[Items from a dataset]
-- Start --
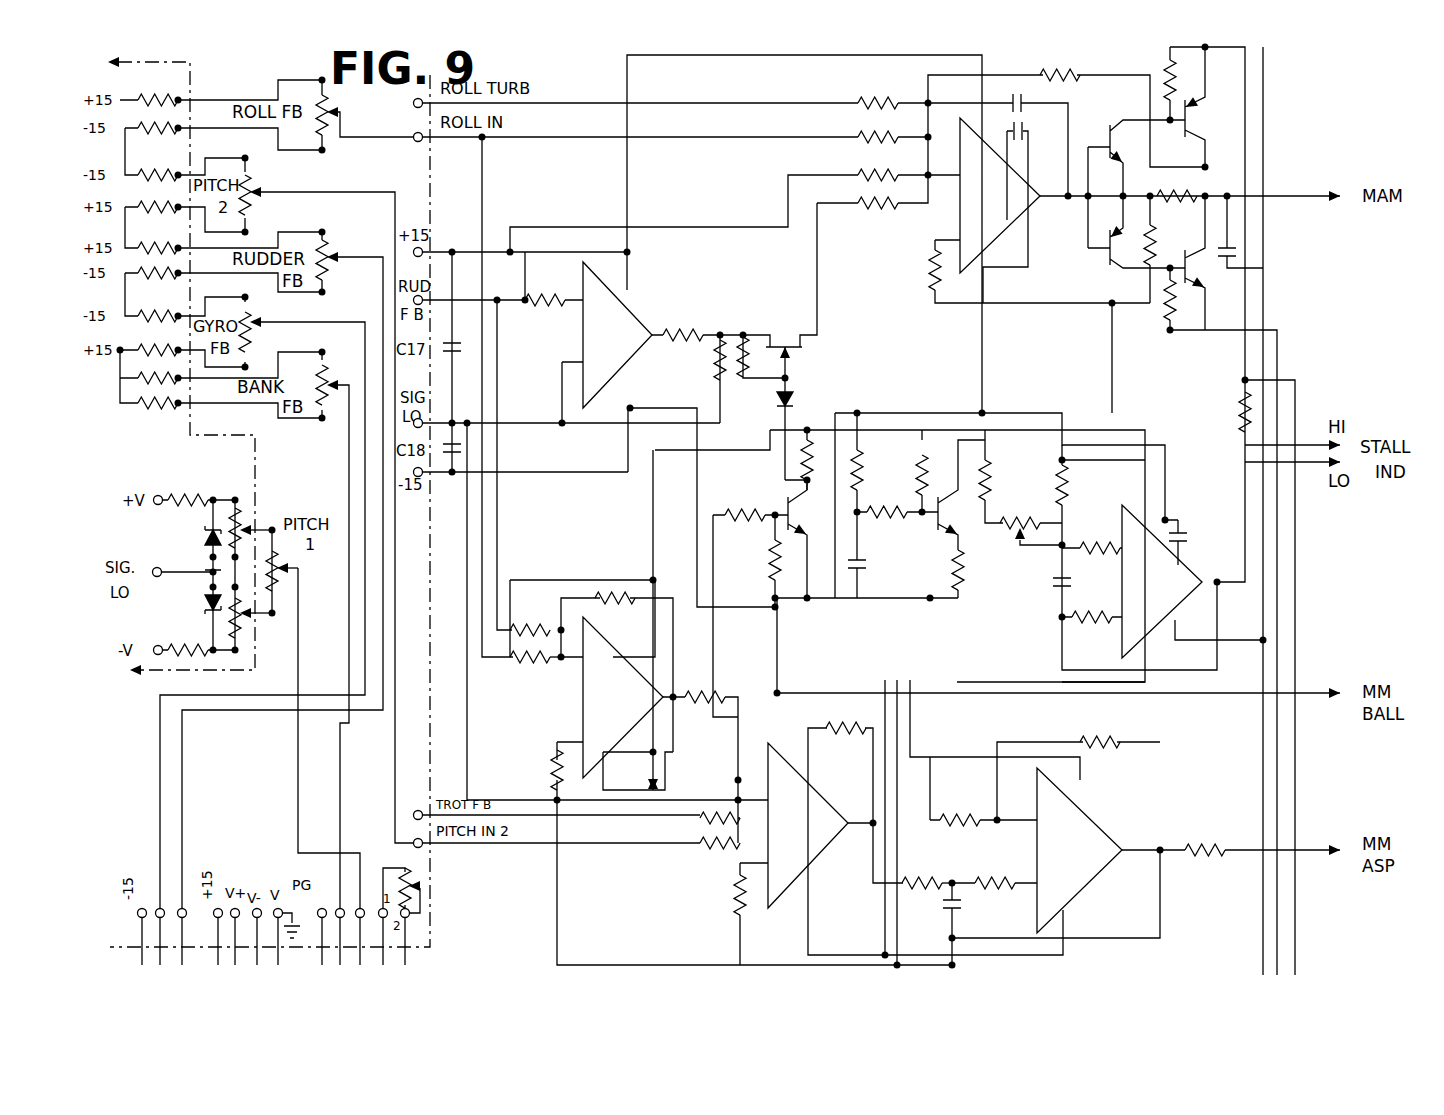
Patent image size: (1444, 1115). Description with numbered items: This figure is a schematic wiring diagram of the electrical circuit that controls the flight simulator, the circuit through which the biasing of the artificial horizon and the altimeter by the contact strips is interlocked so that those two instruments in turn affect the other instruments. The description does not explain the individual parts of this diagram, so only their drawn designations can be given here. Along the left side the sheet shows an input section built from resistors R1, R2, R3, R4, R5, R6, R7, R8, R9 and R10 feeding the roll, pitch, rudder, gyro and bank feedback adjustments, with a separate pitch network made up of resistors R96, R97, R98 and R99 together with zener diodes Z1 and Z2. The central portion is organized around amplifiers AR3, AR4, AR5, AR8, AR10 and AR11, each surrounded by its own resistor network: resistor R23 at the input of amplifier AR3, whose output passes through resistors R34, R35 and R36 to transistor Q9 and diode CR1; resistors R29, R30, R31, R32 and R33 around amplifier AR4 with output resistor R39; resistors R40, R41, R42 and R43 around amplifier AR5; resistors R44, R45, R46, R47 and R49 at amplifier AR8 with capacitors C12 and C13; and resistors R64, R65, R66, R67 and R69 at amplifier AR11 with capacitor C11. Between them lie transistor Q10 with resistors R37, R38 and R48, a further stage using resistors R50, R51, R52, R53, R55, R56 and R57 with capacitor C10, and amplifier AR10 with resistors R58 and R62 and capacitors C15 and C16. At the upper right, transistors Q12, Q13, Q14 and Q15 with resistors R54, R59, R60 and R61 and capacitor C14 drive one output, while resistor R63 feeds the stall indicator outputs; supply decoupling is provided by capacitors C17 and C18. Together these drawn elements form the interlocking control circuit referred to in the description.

The resistor R1 is at (160, 92).
The resistor R2 is at (158, 120).
The resistor R3 is at (158, 166).
The resistor R4 is at (158, 199).
The resistor R5 is at (158, 240).
The resistor R6 is at (158, 265).
The resistor R7 is at (158, 308).
The resistor R8 is at (158, 342).
The resistor R9 is at (158, 370).
The resistor R10 is at (159, 413).
The resistor R23 is at (545, 289).
The resistor R29 is at (530, 617).
The resistor R30 is at (535, 667).
The resistor R31 is at (550, 770).
The resistor R32 is at (615, 608).
The resistor R33 is at (628, 795).
The resistor R34 is at (683, 324).
The resistor R35 is at (699, 360).
The resistor R36 is at (737, 342).
The resistor R37 is at (747, 505).
The resistor R38 is at (763, 568).
The resistor R39 is at (723, 755).
The resistor R40 is at (843, 737).
The resistor R41 is at (698, 828).
The resistor R42 is at (695, 852).
The resistor R43 is at (730, 916).
The resistor R44 is at (878, 92).
The resistor R45 is at (878, 127).
The resistor R46 is at (878, 164).
The resistor R47 is at (859, 194).
The resistor R48 is at (798, 458).
The resistor R49 is at (927, 286).
The resistor R50 is at (874, 481).
The resistor R51 is at (897, 523).
The resistor R52 is at (915, 476).
The resistor R53 is at (975, 570).
The resistor R54 is at (1057, 63).
The resistor R55 is at (1002, 484).
The potentiometer R56 is at (1031, 520).
The resistor R57 is at (1077, 531).
The resistor R58 is at (1092, 540).
The resistor R59 is at (1177, 187).
The resistor R60 is at (1166, 72).
The resistor R61 is at (1164, 308).
The resistor R62 is at (1092, 630).
The resistor R63 is at (1237, 414).
The resistor R64 is at (963, 810).
The resistor R65 is at (1096, 731).
The resistor R66 is at (927, 871).
The resistor R67 is at (994, 871).
The resistor R69 is at (1262, 837).
The resistor R96 is at (186, 487).
The resistor R97 is at (199, 659).
The potentiometer R98 is at (248, 522).
The potentiometer R99 is at (260, 621).
The capacitor C10 is at (874, 555).
The capacitor C11 is at (966, 924).
The capacitor C12 is at (1036, 126).
The capacitor C13 is at (1031, 95).
The capacitor C14 is at (1240, 252).
The capacitor C15 is at (1185, 538).
The capacitor C16 is at (1053, 584).
The capacitor C17 is at (442, 348).
The capacitor C18 is at (442, 448).
The field effect transistor Q9 is at (788, 338).
The transistor Q10 is at (806, 539).
The transistor Q12 is at (1147, 158).
The transistor Q13 is at (1146, 232).
The transistor Q14 is at (1203, 107).
The transistor Q15 is at (1204, 263).
The diode CR1 is at (790, 400).
The zener diode Z1 is at (197, 536).
The zener diode Z2 is at (195, 620).
The operational amplifier AR3 is at (617, 335).
The operational amplifier AR4 is at (623, 697).
The operational amplifier AR5 is at (808, 825).
The operational amplifier AR8 is at (1000, 195).
The operational amplifier AR10 is at (1162, 581).
The operational amplifier AR11 is at (1079, 850).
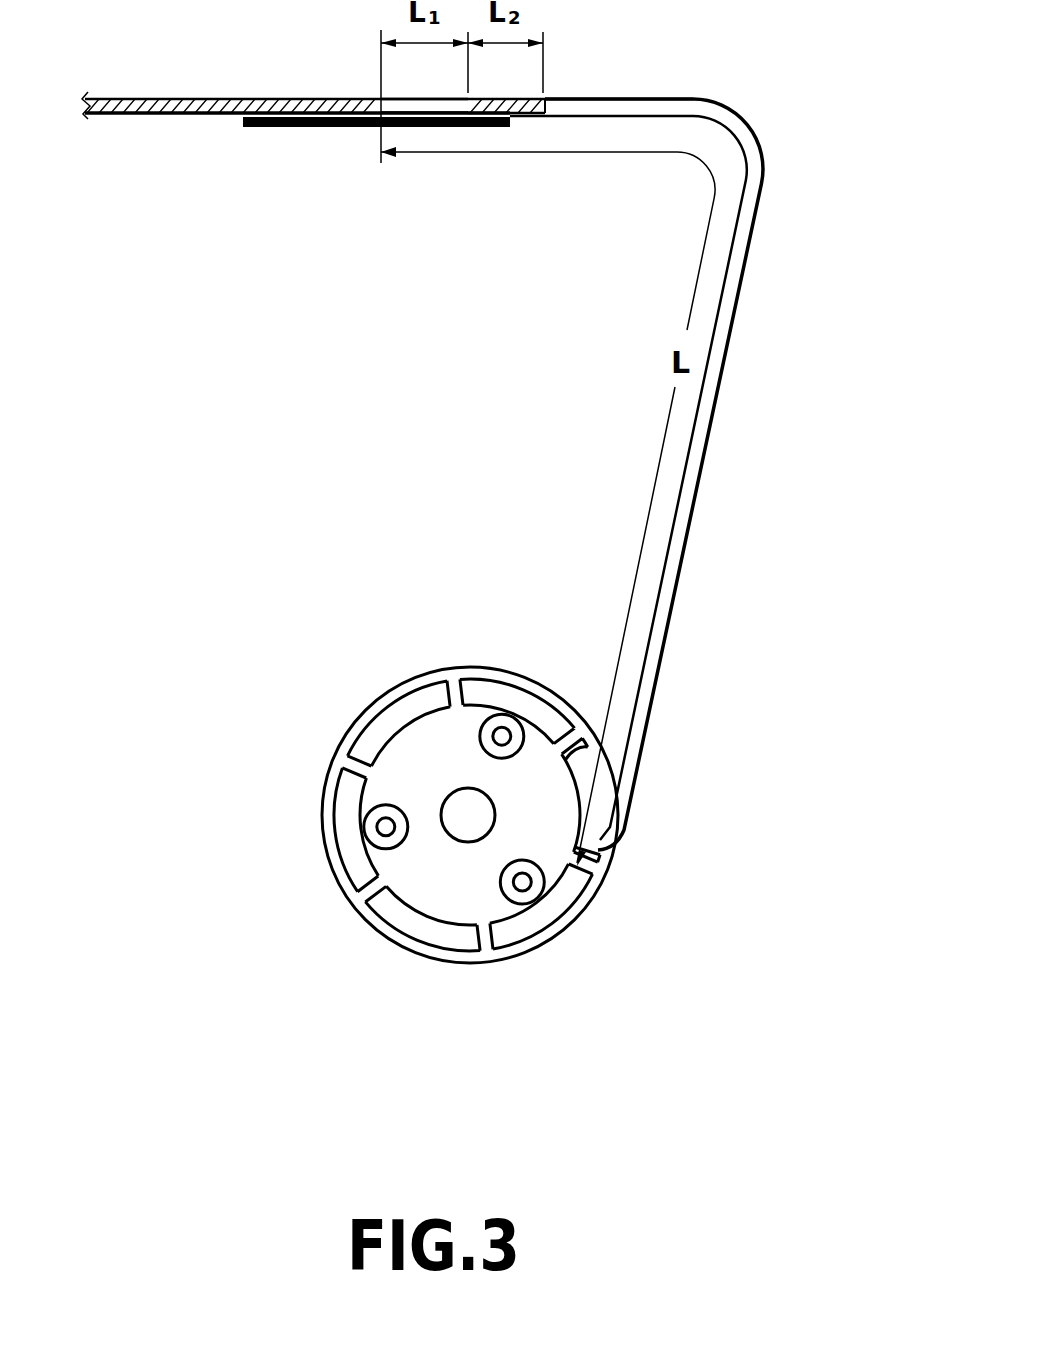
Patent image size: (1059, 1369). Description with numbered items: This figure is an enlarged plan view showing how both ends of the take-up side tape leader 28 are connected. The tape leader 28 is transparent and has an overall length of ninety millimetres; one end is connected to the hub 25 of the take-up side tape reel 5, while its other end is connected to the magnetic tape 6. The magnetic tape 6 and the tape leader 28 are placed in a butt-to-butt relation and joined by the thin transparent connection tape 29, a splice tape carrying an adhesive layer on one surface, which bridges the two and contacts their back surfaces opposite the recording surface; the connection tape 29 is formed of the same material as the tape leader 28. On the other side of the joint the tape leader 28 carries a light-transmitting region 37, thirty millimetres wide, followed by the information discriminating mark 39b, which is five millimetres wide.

The magnetic tape 6 is at (213, 98).
The light-transmitting region 37 is at (407, 98).
The information discriminating mark 39b is at (527, 117).
The connection tape 29 is at (435, 118).
The tape leader 28 is at (763, 198).
The take-up side tape reel 5 is at (407, 957).
The hub 25 is at (538, 920).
-- End --
• DO THIS: Please quote each row above word for word, leaving out the pictures.

• RESPONSE TO THIS TASK:
Patent image size: (1444, 1115). Description with numbered items: This figure is a schematic wiring diagram of the electrical circuit that controls the flight simulator, the circuit through which the biasing of the artificial horizon and the altimeter by the contact strips is interlocked so that those two instruments in turn affect the other instruments. The description does not explain the individual parts of this diagram, so only their drawn designations can be given here. Along the left side the sheet shows an input section built from resistors R1, R2, R3, R4, R5, R6, R7, R8, R9 and R10 feeding the roll, pitch, rudder, gyro and bank feedback adjustments, with a separate pitch network made up of resistors R96, R97, R98 and R99 together with zener diodes Z1 and Z2. The central portion is organized around amplifiers AR3, AR4, AR5, AR8, AR10 and AR11, each surrounded by its own resistor network: resistor R23 at the input of amplifier AR3, whose output passes through resistors R34, R35 and R36 to transistor Q9 and diode CR1; resistors R29, R30, R31, R32 and R33 around amplifier AR4 with output resistor R39; resistors R40, R41, R42 and R43 around amplifier AR5; resistors R44, R45, R46, R47 and R49 at amplifier AR8 with capacitors C12 and C13; and resistors R64, R65, R66, R67 and R69 at amplifier AR11 with capacitor C11. Between them lie transistor Q10 with resistors R37, R38 and R48, a further stage using resistors R50, R51, R52, R53, R55, R56 and R57 with capacitor C10, and amplifier AR10 with resistors R58 and R62 and capacitors C15 and C16. At the upper right, transistors Q12, Q13, Q14 and Q15 with resistors R54, R59, R60 and R61 and capacitor C14 drive one output, while resistor R63 feeds the stall indicator outputs; supply decoupling is provided by capacitors C17 and C18. Together these drawn elements form the interlocking control circuit referred to in the description.

The resistor R1 is at (160, 92).
The resistor R2 is at (158, 120).
The resistor R3 is at (158, 166).
The resistor R4 is at (158, 199).
The resistor R5 is at (158, 240).
The resistor R6 is at (158, 265).
The resistor R7 is at (158, 308).
The resistor R8 is at (158, 342).
The resistor R9 is at (158, 370).
The resistor R10 is at (159, 413).
The resistor R23 is at (545, 289).
The resistor R29 is at (530, 617).
The resistor R30 is at (535, 667).
The resistor R31 is at (550, 770).
The resistor R32 is at (615, 608).
The resistor R33 is at (628, 795).
The resistor R34 is at (683, 324).
The resistor R35 is at (699, 360).
The resistor R36 is at (737, 342).
The resistor R37 is at (747, 505).
The resistor R38 is at (763, 568).
The resistor R39 is at (723, 755).
The resistor R40 is at (843, 737).
The resistor R41 is at (698, 828).
The resistor R42 is at (695, 852).
The resistor R43 is at (730, 916).
The resistor R44 is at (878, 92).
The resistor R45 is at (878, 127).
The resistor R46 is at (878, 164).
The resistor R47 is at (859, 194).
The resistor R48 is at (798, 458).
The resistor R49 is at (927, 286).
The resistor R50 is at (874, 481).
The resistor R51 is at (897, 523).
The resistor R52 is at (915, 476).
The resistor R53 is at (975, 570).
The resistor R54 is at (1057, 63).
The resistor R55 is at (1002, 484).
The potentiometer R56 is at (1031, 520).
The resistor R57 is at (1077, 531).
The resistor R58 is at (1092, 540).
The resistor R59 is at (1177, 187).
The resistor R60 is at (1166, 72).
The resistor R61 is at (1164, 308).
The resistor R62 is at (1092, 630).
The resistor R63 is at (1237, 414).
The resistor R64 is at (963, 810).
The resistor R65 is at (1096, 731).
The resistor R66 is at (927, 871).
The resistor R67 is at (994, 871).
The resistor R69 is at (1262, 837).
The resistor R96 is at (186, 487).
The resistor R97 is at (199, 659).
The potentiometer R98 is at (248, 522).
The potentiometer R99 is at (260, 621).
The capacitor C10 is at (874, 555).
The capacitor C11 is at (966, 924).
The capacitor C12 is at (1036, 126).
The capacitor C13 is at (1031, 95).
The capacitor C14 is at (1240, 252).
The capacitor C15 is at (1185, 538).
The capacitor C16 is at (1053, 584).
The capacitor C17 is at (442, 348).
The capacitor C18 is at (442, 448).
The field effect transistor Q9 is at (788, 338).
The transistor Q10 is at (806, 539).
The transistor Q12 is at (1147, 158).
The transistor Q13 is at (1146, 232).
The transistor Q14 is at (1203, 107).
The transistor Q15 is at (1204, 263).
The diode CR1 is at (790, 400).
The zener diode Z1 is at (197, 536).
The zener diode Z2 is at (195, 620).
The operational amplifier AR3 is at (617, 335).
The operational amplifier AR4 is at (623, 697).
The operational amplifier AR5 is at (808, 825).
The operational amplifier AR8 is at (1000, 195).
The operational amplifier AR10 is at (1162, 581).
The operational amplifier AR11 is at (1079, 850).
Patent image size: (1059, 1369). Description with numbered items: This figure is an enlarged plan view showing how both ends of the take-up side tape leader 28 are connected. The tape leader 28 is transparent and has an overall length of ninety millimetres; one end is connected to the hub 25 of the take-up side tape reel 5, while its other end is connected to the magnetic tape 6. The magnetic tape 6 and the tape leader 28 are placed in a butt-to-butt relation and joined by the thin transparent connection tape 29, a splice tape carrying an adhesive layer on one surface, which bridges the two and contacts their back surfaces opposite the recording surface; the connection tape 29 is formed of the same material as the tape leader 28. On the other side of the joint the tape leader 28 carries a light-transmitting region 37, thirty millimetres wide, followed by the information discriminating mark 39b, which is five millimetres wide.

The magnetic tape 6 is at (213, 98).
The light-transmitting region 37 is at (407, 98).
The information discriminating mark 39b is at (527, 117).
The connection tape 29 is at (435, 118).
The tape leader 28 is at (763, 198).
The take-up side tape reel 5 is at (407, 957).
The hub 25 is at (538, 920).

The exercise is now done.